### Page text

Written by Sleaze
For example
(the effortless shockers):
fatty mc fat fat pants
hello my stoner girlfriend.. what you up toooo??
YOU HAVE ANY PLANS TONIGHT?
So at the end of the day Your a Wu Tang Killah Bee on the Sworm
Its Saturday... sticky iky iky
Hi i noticed ur profile and i was wondering if u be interested in making $2 million in 4 months? u even get a legal contract to guarantee u the money so u cant lose, please message me back
loll...i'm ready to play the game buuut only if i could win a cookie at the end :D
Let's do some drugs ? :P
shwing
What up home slice?
Hi !!!!!!!!!!!!!!! How are you, how is you week going ?????????? You are so gorgeous on you photo !!!!!!!!!!!!!!!!!!!!!!!!!!!!!!!!!!!!!!!!!!!!!!!!!!!!!!!!!!

######
### Source material

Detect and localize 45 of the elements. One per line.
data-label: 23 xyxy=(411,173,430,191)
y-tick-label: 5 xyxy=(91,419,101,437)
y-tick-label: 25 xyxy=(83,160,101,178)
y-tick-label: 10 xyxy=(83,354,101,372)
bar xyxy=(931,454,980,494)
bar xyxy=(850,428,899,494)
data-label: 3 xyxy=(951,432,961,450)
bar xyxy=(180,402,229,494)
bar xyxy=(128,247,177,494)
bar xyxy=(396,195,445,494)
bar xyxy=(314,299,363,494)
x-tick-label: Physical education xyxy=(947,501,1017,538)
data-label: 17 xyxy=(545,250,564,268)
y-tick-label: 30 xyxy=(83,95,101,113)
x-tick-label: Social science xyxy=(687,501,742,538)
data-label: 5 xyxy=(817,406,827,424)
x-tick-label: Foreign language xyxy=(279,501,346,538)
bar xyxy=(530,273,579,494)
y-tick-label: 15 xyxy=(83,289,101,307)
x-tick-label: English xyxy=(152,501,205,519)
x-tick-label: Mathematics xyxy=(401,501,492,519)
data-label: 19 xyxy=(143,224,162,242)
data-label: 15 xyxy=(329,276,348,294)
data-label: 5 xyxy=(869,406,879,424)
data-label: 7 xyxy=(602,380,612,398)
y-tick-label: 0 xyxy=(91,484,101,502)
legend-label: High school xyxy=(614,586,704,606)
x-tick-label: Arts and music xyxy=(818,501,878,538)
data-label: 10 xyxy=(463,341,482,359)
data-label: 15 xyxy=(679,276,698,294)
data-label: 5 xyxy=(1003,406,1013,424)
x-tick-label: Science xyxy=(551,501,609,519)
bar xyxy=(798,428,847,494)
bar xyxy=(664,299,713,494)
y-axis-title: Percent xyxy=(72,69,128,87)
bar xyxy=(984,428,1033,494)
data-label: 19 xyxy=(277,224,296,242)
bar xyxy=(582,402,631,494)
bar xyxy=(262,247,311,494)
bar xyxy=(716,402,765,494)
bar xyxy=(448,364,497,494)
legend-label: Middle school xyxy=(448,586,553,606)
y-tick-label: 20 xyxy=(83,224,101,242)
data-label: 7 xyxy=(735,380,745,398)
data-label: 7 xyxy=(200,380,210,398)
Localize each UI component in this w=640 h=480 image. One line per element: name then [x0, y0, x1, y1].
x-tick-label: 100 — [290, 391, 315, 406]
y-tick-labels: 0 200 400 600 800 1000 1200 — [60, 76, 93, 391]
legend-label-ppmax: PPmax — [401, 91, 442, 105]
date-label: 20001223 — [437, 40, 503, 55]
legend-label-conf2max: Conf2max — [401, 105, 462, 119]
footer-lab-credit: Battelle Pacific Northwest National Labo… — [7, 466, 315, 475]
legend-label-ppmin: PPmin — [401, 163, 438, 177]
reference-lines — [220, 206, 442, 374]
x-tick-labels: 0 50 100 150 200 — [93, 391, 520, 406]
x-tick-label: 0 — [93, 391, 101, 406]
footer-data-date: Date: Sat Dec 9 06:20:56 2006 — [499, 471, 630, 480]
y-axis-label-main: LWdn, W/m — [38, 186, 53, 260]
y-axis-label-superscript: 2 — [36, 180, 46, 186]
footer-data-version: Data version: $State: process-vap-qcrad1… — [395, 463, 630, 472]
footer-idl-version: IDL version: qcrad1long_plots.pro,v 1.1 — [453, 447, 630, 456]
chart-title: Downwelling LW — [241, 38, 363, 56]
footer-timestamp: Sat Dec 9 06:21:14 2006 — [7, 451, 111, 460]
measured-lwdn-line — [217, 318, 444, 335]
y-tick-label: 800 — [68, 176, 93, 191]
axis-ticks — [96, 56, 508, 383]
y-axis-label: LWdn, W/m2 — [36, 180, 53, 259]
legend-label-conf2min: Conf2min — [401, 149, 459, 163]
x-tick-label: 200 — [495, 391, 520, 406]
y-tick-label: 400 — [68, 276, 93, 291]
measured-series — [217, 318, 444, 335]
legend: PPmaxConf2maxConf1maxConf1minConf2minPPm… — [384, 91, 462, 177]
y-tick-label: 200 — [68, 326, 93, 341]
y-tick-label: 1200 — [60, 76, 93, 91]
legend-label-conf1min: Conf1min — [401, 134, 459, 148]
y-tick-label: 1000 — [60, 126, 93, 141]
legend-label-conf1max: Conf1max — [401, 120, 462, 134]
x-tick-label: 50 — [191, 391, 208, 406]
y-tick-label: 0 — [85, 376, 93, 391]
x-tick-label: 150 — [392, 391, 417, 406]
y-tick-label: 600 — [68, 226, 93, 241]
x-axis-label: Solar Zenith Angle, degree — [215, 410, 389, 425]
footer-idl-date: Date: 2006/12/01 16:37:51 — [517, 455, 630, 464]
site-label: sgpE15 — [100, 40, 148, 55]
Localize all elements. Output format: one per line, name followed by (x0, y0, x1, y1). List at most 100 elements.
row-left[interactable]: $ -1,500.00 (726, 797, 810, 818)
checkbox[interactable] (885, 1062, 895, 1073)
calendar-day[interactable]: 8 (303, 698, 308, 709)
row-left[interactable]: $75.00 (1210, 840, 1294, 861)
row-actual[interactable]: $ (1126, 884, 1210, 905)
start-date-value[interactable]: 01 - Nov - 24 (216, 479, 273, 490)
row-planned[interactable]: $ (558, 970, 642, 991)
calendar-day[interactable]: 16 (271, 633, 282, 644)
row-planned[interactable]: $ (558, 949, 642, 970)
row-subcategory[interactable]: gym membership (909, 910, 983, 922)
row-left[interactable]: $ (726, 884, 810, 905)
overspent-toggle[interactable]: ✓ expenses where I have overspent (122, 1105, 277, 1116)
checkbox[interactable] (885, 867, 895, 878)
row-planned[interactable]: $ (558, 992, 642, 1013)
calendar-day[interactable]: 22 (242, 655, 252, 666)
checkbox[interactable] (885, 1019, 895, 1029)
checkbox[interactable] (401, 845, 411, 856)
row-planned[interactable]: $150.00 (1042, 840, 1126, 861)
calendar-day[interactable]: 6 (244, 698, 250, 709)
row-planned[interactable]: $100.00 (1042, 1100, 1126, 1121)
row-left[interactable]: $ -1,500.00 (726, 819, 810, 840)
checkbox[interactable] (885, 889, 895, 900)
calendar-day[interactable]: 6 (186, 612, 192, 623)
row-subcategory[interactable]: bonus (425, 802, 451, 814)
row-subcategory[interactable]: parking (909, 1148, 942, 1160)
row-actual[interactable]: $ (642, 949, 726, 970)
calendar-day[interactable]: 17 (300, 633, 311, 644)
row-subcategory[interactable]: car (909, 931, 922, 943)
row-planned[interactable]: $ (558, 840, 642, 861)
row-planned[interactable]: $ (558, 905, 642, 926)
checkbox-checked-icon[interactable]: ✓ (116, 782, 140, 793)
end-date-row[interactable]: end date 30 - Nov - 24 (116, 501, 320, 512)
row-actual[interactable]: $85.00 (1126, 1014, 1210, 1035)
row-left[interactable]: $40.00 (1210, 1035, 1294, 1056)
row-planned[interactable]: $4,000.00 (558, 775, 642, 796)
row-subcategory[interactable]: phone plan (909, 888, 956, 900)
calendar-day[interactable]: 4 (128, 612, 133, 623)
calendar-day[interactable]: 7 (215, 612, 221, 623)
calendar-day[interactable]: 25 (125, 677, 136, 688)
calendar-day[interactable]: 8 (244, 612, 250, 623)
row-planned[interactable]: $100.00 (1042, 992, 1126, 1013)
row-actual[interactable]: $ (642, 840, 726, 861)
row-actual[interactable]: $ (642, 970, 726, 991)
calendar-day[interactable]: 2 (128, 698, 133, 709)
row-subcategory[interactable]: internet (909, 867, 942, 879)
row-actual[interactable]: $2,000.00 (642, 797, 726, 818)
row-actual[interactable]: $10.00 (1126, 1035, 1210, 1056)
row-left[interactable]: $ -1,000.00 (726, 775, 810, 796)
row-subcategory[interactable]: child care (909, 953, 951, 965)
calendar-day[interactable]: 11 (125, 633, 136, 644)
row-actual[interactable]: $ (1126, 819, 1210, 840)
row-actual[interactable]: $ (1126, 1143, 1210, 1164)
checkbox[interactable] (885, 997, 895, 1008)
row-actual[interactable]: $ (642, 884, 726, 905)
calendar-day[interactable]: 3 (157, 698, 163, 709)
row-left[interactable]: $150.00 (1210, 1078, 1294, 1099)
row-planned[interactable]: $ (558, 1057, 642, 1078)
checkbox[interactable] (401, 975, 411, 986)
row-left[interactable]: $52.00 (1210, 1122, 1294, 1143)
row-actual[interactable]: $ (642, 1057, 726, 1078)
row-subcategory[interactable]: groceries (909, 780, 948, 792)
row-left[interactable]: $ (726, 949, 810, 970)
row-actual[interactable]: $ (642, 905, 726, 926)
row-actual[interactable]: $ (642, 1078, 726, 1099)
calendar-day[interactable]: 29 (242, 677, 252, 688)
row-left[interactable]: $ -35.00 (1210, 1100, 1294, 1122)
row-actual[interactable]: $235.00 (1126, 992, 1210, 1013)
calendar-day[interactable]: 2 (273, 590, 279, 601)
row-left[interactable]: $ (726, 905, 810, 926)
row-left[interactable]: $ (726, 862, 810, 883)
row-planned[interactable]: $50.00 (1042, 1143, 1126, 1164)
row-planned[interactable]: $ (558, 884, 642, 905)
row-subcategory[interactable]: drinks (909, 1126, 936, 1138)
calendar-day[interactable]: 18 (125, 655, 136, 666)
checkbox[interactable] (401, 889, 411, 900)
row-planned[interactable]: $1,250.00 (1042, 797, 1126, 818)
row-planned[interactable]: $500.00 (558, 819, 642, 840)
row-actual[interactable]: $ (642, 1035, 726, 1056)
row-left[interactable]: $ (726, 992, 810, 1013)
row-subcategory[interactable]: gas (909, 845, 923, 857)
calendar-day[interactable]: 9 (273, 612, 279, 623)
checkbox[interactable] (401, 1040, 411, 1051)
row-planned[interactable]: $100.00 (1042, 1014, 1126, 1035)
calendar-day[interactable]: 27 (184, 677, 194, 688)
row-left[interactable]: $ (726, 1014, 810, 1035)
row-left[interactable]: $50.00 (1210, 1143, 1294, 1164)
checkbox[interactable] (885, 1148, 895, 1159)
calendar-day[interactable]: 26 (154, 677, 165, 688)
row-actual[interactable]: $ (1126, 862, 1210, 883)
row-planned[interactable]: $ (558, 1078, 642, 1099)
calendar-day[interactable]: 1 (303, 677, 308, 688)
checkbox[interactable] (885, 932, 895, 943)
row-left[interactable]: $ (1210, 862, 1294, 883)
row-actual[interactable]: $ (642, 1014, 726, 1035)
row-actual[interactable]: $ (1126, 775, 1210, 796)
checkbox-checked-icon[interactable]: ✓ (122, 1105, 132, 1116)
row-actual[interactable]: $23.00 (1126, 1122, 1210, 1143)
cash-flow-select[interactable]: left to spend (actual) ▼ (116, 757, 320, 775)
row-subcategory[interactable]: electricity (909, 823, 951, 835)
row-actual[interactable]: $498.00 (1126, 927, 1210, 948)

######

● Explore the material:
1. Which example messages in the page text end with a question mark? Give each one in full.
2. Write out the stretch of the page text from "Written by Sleaze" through "up home slice?".
The data that comes after the page text is a separate set of material.

● Task-by-task outputs:
1.
- hello my stoner girlfriend.. what you up toooo??
- YOU HAVE ANY PLANS TONIGHT?
- What up home slice?

2.
Written by Sleaze
For example
(the effortless shockers):
fatty mc fat fat pants
hello my stoner girlfriend.. what you up toooo??
YOU HAVE ANY PLANS TONIGHT?
So at the end of the day Your a Wu Tang Killah Bee on the Sworm
Its Saturday... sticky iky iky
Hi i noticed ur profile and i was wondering if u be interested in making $2 million in 4 months? u even get a legal contract to guarantee u the money so u cant lose, please message me back
loll...i'm ready to play the game buuut only if i could win a cookie at the end :D
Let's do some drugs ? :P
shwing
What up home slice?